:: TASK OBJECTIVE ::
Tally all lines containing the word "image". Give the number alone.

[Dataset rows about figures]
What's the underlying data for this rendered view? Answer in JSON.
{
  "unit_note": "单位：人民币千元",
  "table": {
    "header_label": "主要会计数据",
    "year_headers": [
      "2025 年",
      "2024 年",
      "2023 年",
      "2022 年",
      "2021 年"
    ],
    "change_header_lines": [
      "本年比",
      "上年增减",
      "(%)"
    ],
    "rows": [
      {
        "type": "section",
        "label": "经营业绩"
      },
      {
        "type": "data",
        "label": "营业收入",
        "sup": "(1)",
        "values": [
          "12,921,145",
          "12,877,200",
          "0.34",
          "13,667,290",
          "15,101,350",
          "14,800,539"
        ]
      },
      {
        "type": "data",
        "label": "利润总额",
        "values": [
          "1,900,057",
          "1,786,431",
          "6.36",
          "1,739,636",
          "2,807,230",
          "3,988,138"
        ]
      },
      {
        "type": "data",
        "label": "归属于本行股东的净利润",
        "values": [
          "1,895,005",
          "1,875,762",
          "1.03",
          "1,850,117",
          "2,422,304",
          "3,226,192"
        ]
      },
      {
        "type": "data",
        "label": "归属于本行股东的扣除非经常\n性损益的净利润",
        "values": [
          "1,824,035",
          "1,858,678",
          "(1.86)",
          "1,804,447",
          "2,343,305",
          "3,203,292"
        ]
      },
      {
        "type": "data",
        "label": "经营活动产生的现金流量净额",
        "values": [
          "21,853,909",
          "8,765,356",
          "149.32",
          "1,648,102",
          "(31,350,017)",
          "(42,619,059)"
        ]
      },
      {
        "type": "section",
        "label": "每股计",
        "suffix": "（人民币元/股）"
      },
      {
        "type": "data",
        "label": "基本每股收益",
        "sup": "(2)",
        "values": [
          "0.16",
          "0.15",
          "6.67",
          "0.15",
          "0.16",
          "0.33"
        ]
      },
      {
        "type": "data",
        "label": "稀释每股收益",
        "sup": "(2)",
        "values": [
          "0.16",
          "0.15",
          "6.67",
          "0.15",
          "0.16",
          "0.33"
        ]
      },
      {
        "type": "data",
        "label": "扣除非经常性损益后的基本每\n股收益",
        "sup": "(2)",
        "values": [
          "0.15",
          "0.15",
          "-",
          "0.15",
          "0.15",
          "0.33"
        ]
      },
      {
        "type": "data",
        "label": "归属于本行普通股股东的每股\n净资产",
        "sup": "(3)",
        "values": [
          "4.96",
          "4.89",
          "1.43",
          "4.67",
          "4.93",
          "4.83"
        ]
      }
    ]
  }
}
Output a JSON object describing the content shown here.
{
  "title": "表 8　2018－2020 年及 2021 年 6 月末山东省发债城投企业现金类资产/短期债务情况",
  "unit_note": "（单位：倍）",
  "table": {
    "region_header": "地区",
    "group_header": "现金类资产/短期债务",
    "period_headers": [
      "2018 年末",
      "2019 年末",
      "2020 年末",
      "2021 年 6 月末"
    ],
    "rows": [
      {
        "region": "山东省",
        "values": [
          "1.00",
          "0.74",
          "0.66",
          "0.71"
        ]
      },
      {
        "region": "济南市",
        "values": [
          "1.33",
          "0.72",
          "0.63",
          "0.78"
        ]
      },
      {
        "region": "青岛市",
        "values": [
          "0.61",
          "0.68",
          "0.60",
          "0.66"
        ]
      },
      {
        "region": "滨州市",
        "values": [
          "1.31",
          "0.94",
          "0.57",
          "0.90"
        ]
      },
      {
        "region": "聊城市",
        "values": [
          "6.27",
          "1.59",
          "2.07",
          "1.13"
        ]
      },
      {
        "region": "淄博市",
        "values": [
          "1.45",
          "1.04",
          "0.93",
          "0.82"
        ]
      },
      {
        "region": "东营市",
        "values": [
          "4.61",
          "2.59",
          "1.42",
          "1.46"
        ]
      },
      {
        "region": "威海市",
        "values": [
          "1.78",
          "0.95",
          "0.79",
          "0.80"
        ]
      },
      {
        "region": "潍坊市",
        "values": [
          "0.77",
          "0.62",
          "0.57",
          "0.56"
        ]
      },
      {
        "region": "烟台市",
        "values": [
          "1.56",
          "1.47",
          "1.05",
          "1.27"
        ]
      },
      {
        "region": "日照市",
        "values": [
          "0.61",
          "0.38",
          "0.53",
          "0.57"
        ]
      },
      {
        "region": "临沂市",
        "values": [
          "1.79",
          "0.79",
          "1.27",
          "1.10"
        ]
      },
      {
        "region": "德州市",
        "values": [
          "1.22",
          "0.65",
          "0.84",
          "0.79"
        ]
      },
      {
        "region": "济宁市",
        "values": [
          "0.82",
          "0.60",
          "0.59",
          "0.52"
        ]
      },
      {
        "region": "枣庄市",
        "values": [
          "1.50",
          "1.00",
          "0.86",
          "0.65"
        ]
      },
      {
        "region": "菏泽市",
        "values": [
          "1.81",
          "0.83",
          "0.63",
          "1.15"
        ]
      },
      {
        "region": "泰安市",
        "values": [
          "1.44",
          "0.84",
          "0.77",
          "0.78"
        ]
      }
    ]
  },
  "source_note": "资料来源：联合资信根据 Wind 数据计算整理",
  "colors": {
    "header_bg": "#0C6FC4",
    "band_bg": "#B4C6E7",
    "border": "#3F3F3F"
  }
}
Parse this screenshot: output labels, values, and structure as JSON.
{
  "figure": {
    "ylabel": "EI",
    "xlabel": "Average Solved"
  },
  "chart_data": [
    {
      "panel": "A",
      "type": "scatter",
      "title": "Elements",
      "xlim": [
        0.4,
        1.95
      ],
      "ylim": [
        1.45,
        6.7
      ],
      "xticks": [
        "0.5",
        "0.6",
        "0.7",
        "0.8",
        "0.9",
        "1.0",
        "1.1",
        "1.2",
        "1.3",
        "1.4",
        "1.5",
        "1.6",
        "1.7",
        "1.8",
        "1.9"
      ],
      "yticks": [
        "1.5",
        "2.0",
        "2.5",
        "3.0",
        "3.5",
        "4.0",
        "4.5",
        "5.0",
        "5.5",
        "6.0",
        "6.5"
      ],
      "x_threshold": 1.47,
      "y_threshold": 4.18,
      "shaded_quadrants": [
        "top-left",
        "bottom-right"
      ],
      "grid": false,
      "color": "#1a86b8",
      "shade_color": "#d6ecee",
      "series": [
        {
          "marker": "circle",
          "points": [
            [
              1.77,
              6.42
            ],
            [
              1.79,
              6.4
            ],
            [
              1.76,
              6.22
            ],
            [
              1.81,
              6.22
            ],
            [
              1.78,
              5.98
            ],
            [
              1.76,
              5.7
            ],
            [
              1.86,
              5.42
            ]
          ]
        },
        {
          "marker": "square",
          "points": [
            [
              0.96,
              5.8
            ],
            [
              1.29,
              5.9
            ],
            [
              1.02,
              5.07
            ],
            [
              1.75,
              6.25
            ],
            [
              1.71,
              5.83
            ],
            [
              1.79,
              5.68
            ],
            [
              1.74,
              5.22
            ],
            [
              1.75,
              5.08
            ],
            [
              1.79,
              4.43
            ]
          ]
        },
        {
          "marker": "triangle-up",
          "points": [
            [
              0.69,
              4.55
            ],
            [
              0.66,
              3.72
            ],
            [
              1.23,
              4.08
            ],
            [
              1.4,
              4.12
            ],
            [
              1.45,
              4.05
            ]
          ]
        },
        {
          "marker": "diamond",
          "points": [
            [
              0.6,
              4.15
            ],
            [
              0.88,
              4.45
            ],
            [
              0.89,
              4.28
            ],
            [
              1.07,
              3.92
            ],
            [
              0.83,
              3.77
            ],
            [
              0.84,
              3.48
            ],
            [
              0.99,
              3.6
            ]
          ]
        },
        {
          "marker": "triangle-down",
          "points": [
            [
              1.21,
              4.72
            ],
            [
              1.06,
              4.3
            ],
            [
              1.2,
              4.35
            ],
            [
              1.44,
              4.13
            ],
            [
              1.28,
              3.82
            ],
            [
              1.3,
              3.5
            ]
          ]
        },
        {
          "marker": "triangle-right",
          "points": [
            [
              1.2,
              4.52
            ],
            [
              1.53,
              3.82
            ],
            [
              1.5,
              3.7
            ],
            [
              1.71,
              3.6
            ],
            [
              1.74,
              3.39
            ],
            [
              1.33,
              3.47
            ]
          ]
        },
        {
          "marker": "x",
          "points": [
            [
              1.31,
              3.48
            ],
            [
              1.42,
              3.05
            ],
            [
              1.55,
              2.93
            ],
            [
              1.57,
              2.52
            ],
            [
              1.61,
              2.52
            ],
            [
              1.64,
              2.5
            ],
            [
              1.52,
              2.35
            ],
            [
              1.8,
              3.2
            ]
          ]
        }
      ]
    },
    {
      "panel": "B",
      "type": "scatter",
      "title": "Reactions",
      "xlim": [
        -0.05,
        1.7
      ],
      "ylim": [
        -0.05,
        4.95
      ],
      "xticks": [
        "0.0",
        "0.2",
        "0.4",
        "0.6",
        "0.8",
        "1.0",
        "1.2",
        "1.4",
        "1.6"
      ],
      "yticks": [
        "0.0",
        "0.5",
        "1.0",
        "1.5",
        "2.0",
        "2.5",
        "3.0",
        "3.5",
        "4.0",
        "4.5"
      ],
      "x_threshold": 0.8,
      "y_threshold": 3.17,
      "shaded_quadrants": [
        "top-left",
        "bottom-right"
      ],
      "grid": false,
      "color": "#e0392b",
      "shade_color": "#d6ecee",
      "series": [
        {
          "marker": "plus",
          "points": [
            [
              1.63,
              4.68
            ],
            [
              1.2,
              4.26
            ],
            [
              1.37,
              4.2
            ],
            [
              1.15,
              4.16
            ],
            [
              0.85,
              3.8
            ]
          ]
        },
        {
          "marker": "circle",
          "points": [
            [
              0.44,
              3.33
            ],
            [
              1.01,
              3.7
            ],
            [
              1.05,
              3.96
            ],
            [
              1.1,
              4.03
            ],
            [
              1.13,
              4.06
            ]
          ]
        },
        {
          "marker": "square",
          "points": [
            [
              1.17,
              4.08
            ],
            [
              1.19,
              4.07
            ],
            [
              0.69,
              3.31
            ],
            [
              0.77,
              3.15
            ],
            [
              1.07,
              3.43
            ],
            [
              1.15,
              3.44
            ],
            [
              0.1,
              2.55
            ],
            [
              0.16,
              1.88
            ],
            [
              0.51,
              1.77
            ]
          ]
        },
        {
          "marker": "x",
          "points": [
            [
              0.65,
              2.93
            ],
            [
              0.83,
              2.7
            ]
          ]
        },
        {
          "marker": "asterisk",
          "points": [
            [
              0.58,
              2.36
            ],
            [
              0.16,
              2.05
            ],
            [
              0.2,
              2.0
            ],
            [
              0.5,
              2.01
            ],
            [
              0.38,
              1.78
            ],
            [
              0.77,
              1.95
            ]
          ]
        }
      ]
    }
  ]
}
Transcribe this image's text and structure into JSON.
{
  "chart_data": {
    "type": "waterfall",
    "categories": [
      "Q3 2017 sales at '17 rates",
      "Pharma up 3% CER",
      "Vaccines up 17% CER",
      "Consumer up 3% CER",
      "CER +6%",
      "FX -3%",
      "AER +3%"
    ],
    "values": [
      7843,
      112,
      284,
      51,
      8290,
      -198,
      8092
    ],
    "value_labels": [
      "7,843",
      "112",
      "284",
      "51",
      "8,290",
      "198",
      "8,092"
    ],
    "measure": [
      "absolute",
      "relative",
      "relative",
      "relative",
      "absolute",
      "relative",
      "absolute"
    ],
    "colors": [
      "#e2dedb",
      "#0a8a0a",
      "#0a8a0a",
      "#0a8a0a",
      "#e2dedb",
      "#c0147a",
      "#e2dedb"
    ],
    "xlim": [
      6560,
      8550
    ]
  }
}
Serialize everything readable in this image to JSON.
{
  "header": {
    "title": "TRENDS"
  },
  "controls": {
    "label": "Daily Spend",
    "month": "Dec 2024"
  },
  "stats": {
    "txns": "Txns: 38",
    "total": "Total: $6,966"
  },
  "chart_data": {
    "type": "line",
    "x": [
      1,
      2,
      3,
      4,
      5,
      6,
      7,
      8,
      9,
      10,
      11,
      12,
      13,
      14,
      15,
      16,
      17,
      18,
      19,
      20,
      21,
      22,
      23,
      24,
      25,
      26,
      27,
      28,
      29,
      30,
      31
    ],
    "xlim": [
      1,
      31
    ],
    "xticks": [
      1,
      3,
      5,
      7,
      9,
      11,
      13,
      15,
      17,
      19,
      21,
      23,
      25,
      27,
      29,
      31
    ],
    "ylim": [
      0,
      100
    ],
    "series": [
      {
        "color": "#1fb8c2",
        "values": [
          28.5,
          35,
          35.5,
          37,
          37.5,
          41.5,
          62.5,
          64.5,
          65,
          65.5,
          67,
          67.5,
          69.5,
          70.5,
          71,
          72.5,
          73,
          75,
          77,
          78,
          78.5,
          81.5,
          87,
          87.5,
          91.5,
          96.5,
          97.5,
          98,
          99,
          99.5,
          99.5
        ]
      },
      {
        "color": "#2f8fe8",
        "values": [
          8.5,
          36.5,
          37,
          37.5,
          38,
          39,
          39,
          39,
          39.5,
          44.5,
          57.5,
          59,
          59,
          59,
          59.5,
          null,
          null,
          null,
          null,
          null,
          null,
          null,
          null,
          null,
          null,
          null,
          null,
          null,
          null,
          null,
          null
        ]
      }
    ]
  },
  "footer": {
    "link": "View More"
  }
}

:: SOLUTION TO THIS TASK ::
2